[Data entries]
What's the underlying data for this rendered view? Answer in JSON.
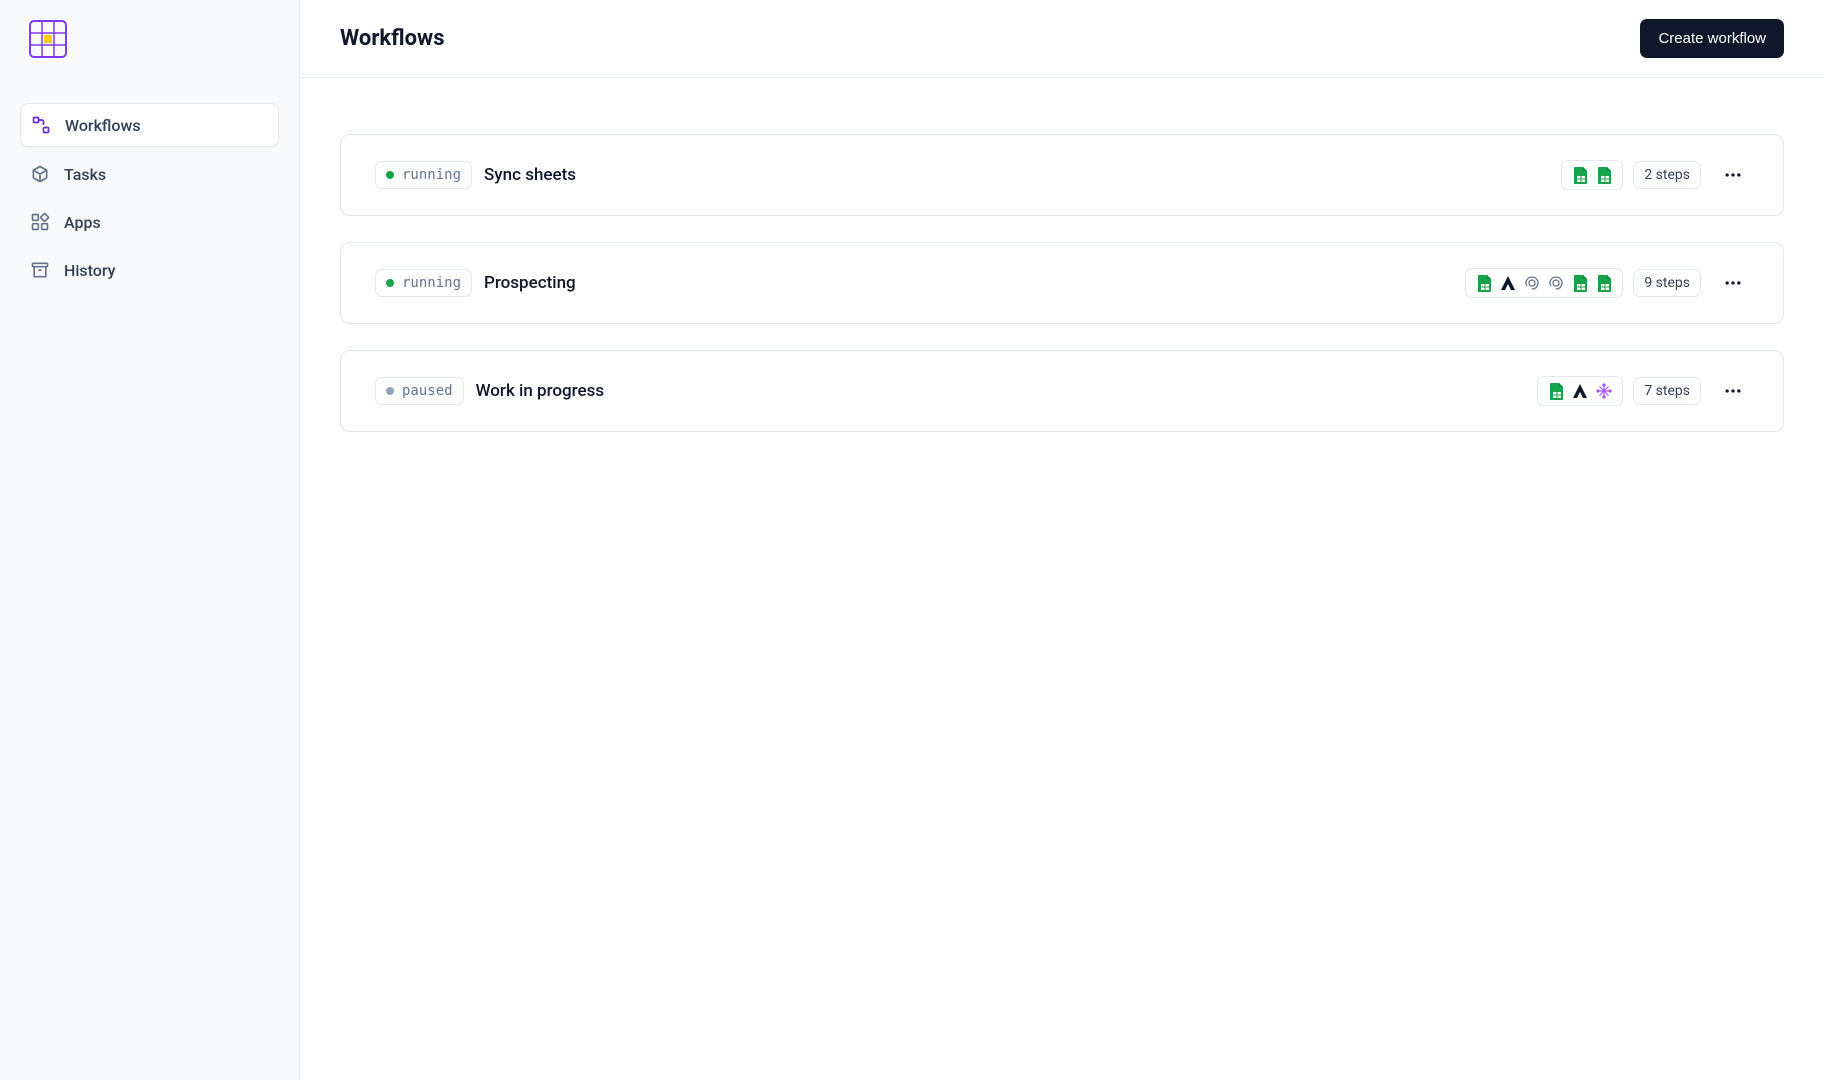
{
  "sidebar": {
    "items": [
      {
        "label": "Workflows",
        "icon": "workflow-icon",
        "active": true
      },
      {
        "label": "Tasks",
        "icon": "cube-icon",
        "active": false
      },
      {
        "label": "Apps",
        "icon": "apps-icon",
        "active": false
      },
      {
        "label": "History",
        "icon": "archive-icon",
        "active": false
      }
    ]
  },
  "header": {
    "title": "Workflows",
    "create_label": "Create workflow"
  },
  "workflows": [
    {
      "status": "running",
      "name": "Sync sheets",
      "steps_label": "2 steps",
      "apps": [
        "sheets",
        "sheets"
      ]
    },
    {
      "status": "running",
      "name": "Prospecting",
      "steps_label": "9 steps",
      "apps": [
        "sheets",
        "agent",
        "openai",
        "openai",
        "sheets",
        "sheets"
      ]
    },
    {
      "status": "paused",
      "name": "Work in progress",
      "steps_label": "7 steps",
      "apps": [
        "sheets",
        "agent",
        "stackly"
      ]
    }
  ]
}
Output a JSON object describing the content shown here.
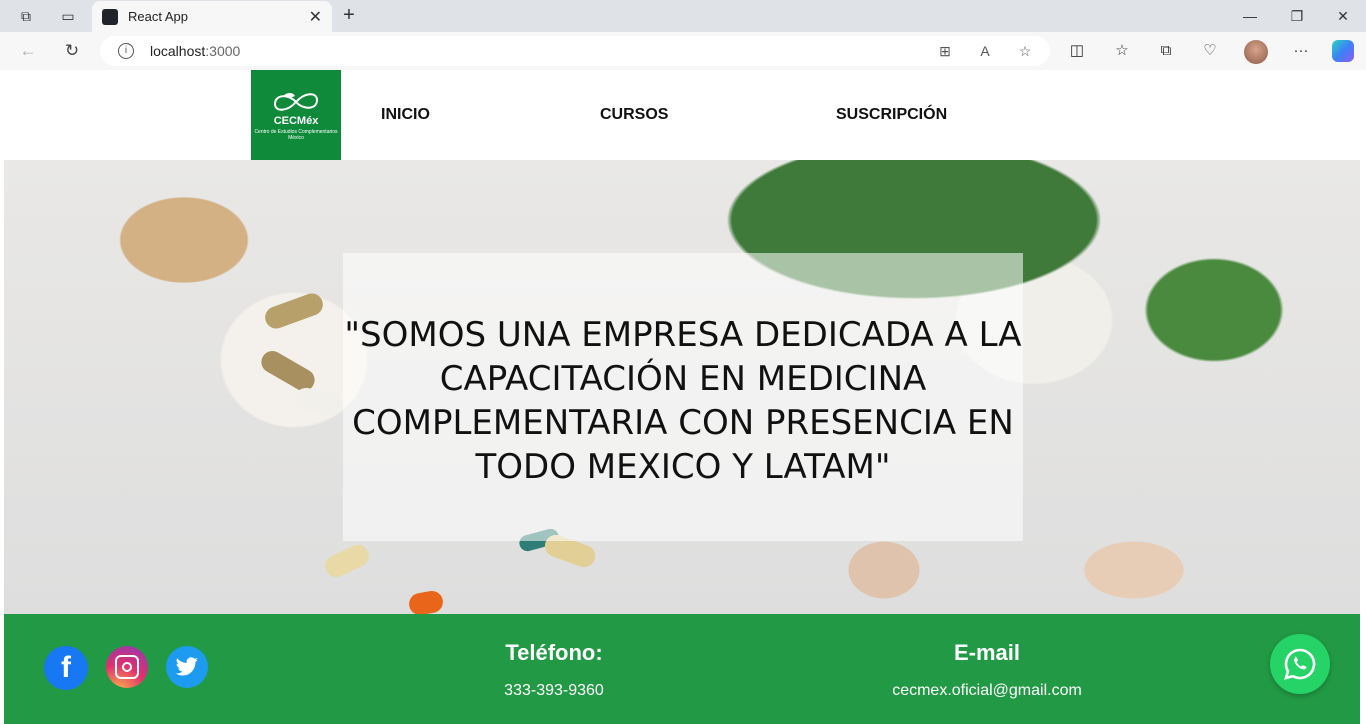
{
  "browser": {
    "tab_title": "React App",
    "url_host": "localhost",
    "url_port": ":3000"
  },
  "nav": {
    "logo_brand": "CECMéx",
    "logo_sub": "Centro de Estudios Complementarios México",
    "links": [
      "INICIO",
      "CURSOS",
      "SUSCRIPCIÓN"
    ]
  },
  "hero": {
    "quote": "\"SOMOS UNA EMPRESA DEDICADA A LA CAPACITACIÓN EN MEDICINA COMPLEMENTARIA CON PRESENCIA EN TODO MEXICO Y LATAM\""
  },
  "footer": {
    "phone_title": "Teléfono:",
    "phone_value": "333-393-9360",
    "email_title": "E-mail",
    "email_value": "cecmex.oficial@gmail.com"
  },
  "icons": {
    "facebook": "facebook-icon",
    "instagram": "instagram-icon",
    "twitter": "twitter-icon",
    "whatsapp": "whatsapp-icon"
  },
  "colors": {
    "brand_green": "#229a45",
    "logo_green": "#0f8a3a",
    "whatsapp": "#25d366"
  }
}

Exercise prompt ▸
Take the entries shown above and quote them verbatim, passing over the pictures.

Exercise solution ▸
What's the underlying data for this rendered view? Answer in JSON.
{
  "sidebar": {
    "items": [
      {
        "label": "Workflows",
        "icon": "workflow-icon",
        "active": true
      },
      {
        "label": "Tasks",
        "icon": "cube-icon",
        "active": false
      },
      {
        "label": "Apps",
        "icon": "apps-icon",
        "active": false
      },
      {
        "label": "History",
        "icon": "archive-icon",
        "active": false
      }
    ]
  },
  "header": {
    "title": "Workflows",
    "create_label": "Create workflow"
  },
  "workflows": [
    {
      "status": "running",
      "name": "Sync sheets",
      "steps_label": "2 steps",
      "apps": [
        "sheets",
        "sheets"
      ]
    },
    {
      "status": "running",
      "name": "Prospecting",
      "steps_label": "9 steps",
      "apps": [
        "sheets",
        "agent",
        "openai",
        "openai",
        "sheets",
        "sheets"
      ]
    },
    {
      "status": "paused",
      "name": "Work in progress",
      "steps_label": "7 steps",
      "apps": [
        "sheets",
        "agent",
        "stackly"
      ]
    }
  ]
}
Output a JSON object describing the content shown here.
{
  "browser": {
    "tab_title": "React App",
    "url_host": "localhost",
    "url_port": ":3000"
  },
  "nav": {
    "logo_brand": "CECMéx",
    "logo_sub": "Centro de Estudios Complementarios México",
    "links": [
      "INICIO",
      "CURSOS",
      "SUSCRIPCIÓN"
    ]
  },
  "hero": {
    "quote": "\"SOMOS UNA EMPRESA DEDICADA A LA CAPACITACIÓN EN MEDICINA COMPLEMENTARIA CON PRESENCIA EN TODO MEXICO Y LATAM\""
  },
  "footer": {
    "phone_title": "Teléfono:",
    "phone_value": "333-393-9360",
    "email_title": "E-mail",
    "email_value": "cecmex.oficial@gmail.com"
  },
  "icons": {
    "facebook": "facebook-icon",
    "instagram": "instagram-icon",
    "twitter": "twitter-icon",
    "whatsapp": "whatsapp-icon"
  },
  "colors": {
    "brand_green": "#229a45",
    "logo_green": "#0f8a3a",
    "whatsapp": "#25d366"
  }
}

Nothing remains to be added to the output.